> WHAT IS BEING ASKED
Reproduce every line of the listing as written, apart from the pictures.
----
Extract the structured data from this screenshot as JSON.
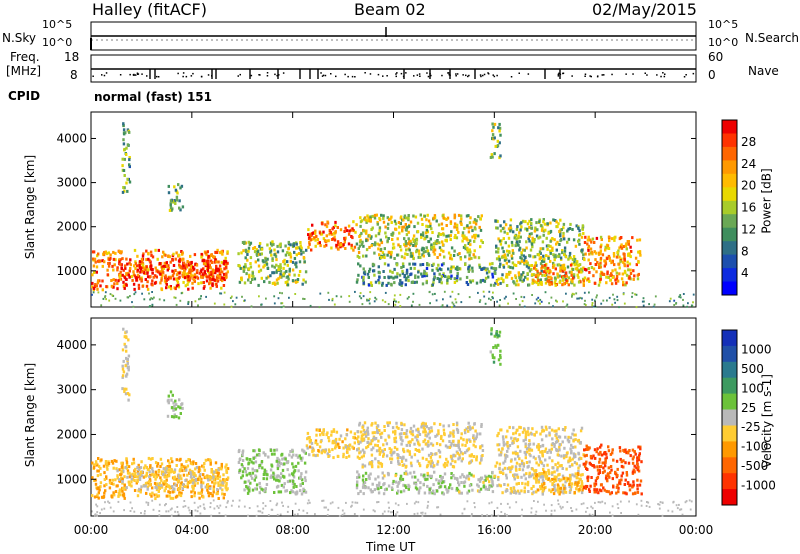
{
  "header": {
    "station": "Halley (fitACF)",
    "beam": "Beam 02",
    "date": "02/May/2015"
  },
  "nsky_panel": {
    "left_label": "N.Sky",
    "right_label": "N.Search",
    "left_ticks": [
      "10^5",
      "10^0"
    ],
    "right_ticks": [
      "10^5",
      "10^0"
    ]
  },
  "freq_panel": {
    "left_label_1": "Freq.",
    "left_label_2": "[MHz]",
    "right_label": "Nave",
    "left_ticks": [
      "18",
      "8"
    ],
    "right_ticks": [
      "60",
      "0"
    ]
  },
  "cpid": {
    "label": "CPID",
    "value": "normal (fast) 151"
  },
  "power_panel": {
    "ylabel": "Slant Range [km]",
    "cbar_label": "Power [dB]",
    "cbar_ticks": [
      "28",
      "24",
      "20",
      "16",
      "12",
      "8",
      "4"
    ],
    "cbar_colors": [
      "#ee0000",
      "#ff3300",
      "#ff6600",
      "#ff9900",
      "#ffbb00",
      "#e8d800",
      "#a8cc2a",
      "#6aa855",
      "#3f8e5e",
      "#2e6f86",
      "#1c4fae",
      "#0d2be0",
      "#0000ff"
    ]
  },
  "velocity_panel": {
    "ylabel": "Slant Range [km]",
    "cbar_label": "Velocity [m s-1]",
    "cbar_ticks": [
      "1000",
      "500",
      "100",
      "25",
      "-25",
      "-100",
      "-500",
      "-1000"
    ],
    "cbar_colors": [
      "#1430b8",
      "#2050a8",
      "#2a7a8e",
      "#3d9a60",
      "#6cc23a",
      "#b9b9b9",
      "#ffcc33",
      "#ff9900",
      "#ff6600",
      "#ff3300",
      "#ee0000"
    ]
  },
  "x_axis": {
    "label": "Time UT",
    "ticks": [
      "00:00",
      "04:00",
      "08:00",
      "12:00",
      "16:00",
      "20:00",
      "00:00"
    ]
  },
  "chart_data": {
    "type": "heatmap",
    "x_range_hours": [
      0,
      24
    ],
    "y_range_km": [
      180,
      4600
    ],
    "y_ticks_km": [
      1000,
      2000,
      3000,
      4000
    ],
    "power_scale_db": [
      0,
      30
    ],
    "velocity_scale_ms": [
      -1000,
      1000
    ],
    "scatter_regions": [
      {
        "t": [
          0.0,
          5.4
        ],
        "r": [
          600,
          1500
        ],
        "power_db": 24,
        "velocity_ms": -300
      },
      {
        "t": [
          1.0,
          5.4
        ],
        "r": [
          800,
          1300
        ],
        "power_db": 28,
        "velocity_ms": -150
      },
      {
        "t": [
          5.8,
          8.5
        ],
        "r": [
          700,
          1700
        ],
        "power_db": 14,
        "velocity_ms": 80
      },
      {
        "t": [
          8.5,
          10.5
        ],
        "r": [
          1500,
          2150
        ],
        "power_db": 24,
        "velocity_ms": -200
      },
      {
        "t": [
          10.5,
          15.5
        ],
        "r": [
          1300,
          2300
        ],
        "power_db": 16,
        "velocity_ms": -100
      },
      {
        "t": [
          10.5,
          16.0
        ],
        "r": [
          700,
          1200
        ],
        "power_db": 10,
        "velocity_ms": 30
      },
      {
        "t": [
          16.0,
          19.5
        ],
        "r": [
          700,
          2200
        ],
        "power_db": 14,
        "velocity_ms": -100
      },
      {
        "t": [
          17.5,
          19.5
        ],
        "r": [
          700,
          1200
        ],
        "power_db": 22,
        "velocity_ms": -300
      },
      {
        "t": [
          19.5,
          21.8
        ],
        "r": [
          700,
          1800
        ],
        "power_db": 22,
        "velocity_ms": -700
      },
      {
        "t": [
          1.2,
          1.5
        ],
        "r": [
          2800,
          4400
        ],
        "power_db": 12,
        "velocity_ms": -100
      },
      {
        "t": [
          3.0,
          3.6
        ],
        "r": [
          2400,
          3000
        ],
        "power_db": 14,
        "velocity_ms": 100
      },
      {
        "t": [
          15.8,
          16.2
        ],
        "r": [
          3600,
          4400
        ],
        "power_db": 14,
        "velocity_ms": 200
      }
    ]
  }
}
----
> EXPECTED OUTPUT
Extract the structured data from this screenshot as JSON.
{
  "header": {
    "station": "Halley (fitACF)",
    "beam": "Beam 02",
    "date": "02/May/2015"
  },
  "nsky_panel": {
    "left_label": "N.Sky",
    "right_label": "N.Search",
    "left_ticks": [
      "10^5",
      "10^0"
    ],
    "right_ticks": [
      "10^5",
      "10^0"
    ]
  },
  "freq_panel": {
    "left_label_1": "Freq.",
    "left_label_2": "[MHz]",
    "right_label": "Nave",
    "left_ticks": [
      "18",
      "8"
    ],
    "right_ticks": [
      "60",
      "0"
    ]
  },
  "cpid": {
    "label": "CPID",
    "value": "normal (fast) 151"
  },
  "power_panel": {
    "ylabel": "Slant Range [km]",
    "cbar_label": "Power [dB]",
    "cbar_ticks": [
      "28",
      "24",
      "20",
      "16",
      "12",
      "8",
      "4"
    ],
    "cbar_colors": [
      "#ee0000",
      "#ff3300",
      "#ff6600",
      "#ff9900",
      "#ffbb00",
      "#e8d800",
      "#a8cc2a",
      "#6aa855",
      "#3f8e5e",
      "#2e6f86",
      "#1c4fae",
      "#0d2be0",
      "#0000ff"
    ]
  },
  "velocity_panel": {
    "ylabel": "Slant Range [km]",
    "cbar_label": "Velocity [m s-1]",
    "cbar_ticks": [
      "1000",
      "500",
      "100",
      "25",
      "-25",
      "-100",
      "-500",
      "-1000"
    ],
    "cbar_colors": [
      "#1430b8",
      "#2050a8",
      "#2a7a8e",
      "#3d9a60",
      "#6cc23a",
      "#b9b9b9",
      "#ffcc33",
      "#ff9900",
      "#ff6600",
      "#ff3300",
      "#ee0000"
    ]
  },
  "x_axis": {
    "label": "Time UT",
    "ticks": [
      "00:00",
      "04:00",
      "08:00",
      "12:00",
      "16:00",
      "20:00",
      "00:00"
    ]
  },
  "chart_data": {
    "type": "heatmap",
    "x_range_hours": [
      0,
      24
    ],
    "y_range_km": [
      180,
      4600
    ],
    "y_ticks_km": [
      1000,
      2000,
      3000,
      4000
    ],
    "power_scale_db": [
      0,
      30
    ],
    "velocity_scale_ms": [
      -1000,
      1000
    ],
    "scatter_regions": [
      {
        "t": [
          0.0,
          5.4
        ],
        "r": [
          600,
          1500
        ],
        "power_db": 24,
        "velocity_ms": -300
      },
      {
        "t": [
          1.0,
          5.4
        ],
        "r": [
          800,
          1300
        ],
        "power_db": 28,
        "velocity_ms": -150
      },
      {
        "t": [
          5.8,
          8.5
        ],
        "r": [
          700,
          1700
        ],
        "power_db": 14,
        "velocity_ms": 80
      },
      {
        "t": [
          8.5,
          10.5
        ],
        "r": [
          1500,
          2150
        ],
        "power_db": 24,
        "velocity_ms": -200
      },
      {
        "t": [
          10.5,
          15.5
        ],
        "r": [
          1300,
          2300
        ],
        "power_db": 16,
        "velocity_ms": -100
      },
      {
        "t": [
          10.5,
          16.0
        ],
        "r": [
          700,
          1200
        ],
        "power_db": 10,
        "velocity_ms": 30
      },
      {
        "t": [
          16.0,
          19.5
        ],
        "r": [
          700,
          2200
        ],
        "power_db": 14,
        "velocity_ms": -100
      },
      {
        "t": [
          17.5,
          19.5
        ],
        "r": [
          700,
          1200
        ],
        "power_db": 22,
        "velocity_ms": -300
      },
      {
        "t": [
          19.5,
          21.8
        ],
        "r": [
          700,
          1800
        ],
        "power_db": 22,
        "velocity_ms": -700
      },
      {
        "t": [
          1.2,
          1.5
        ],
        "r": [
          2800,
          4400
        ],
        "power_db": 12,
        "velocity_ms": -100
      },
      {
        "t": [
          3.0,
          3.6
        ],
        "r": [
          2400,
          3000
        ],
        "power_db": 14,
        "velocity_ms": 100
      },
      {
        "t": [
          15.8,
          16.2
        ],
        "r": [
          3600,
          4400
        ],
        "power_db": 14,
        "velocity_ms": 200
      }
    ]
  }
}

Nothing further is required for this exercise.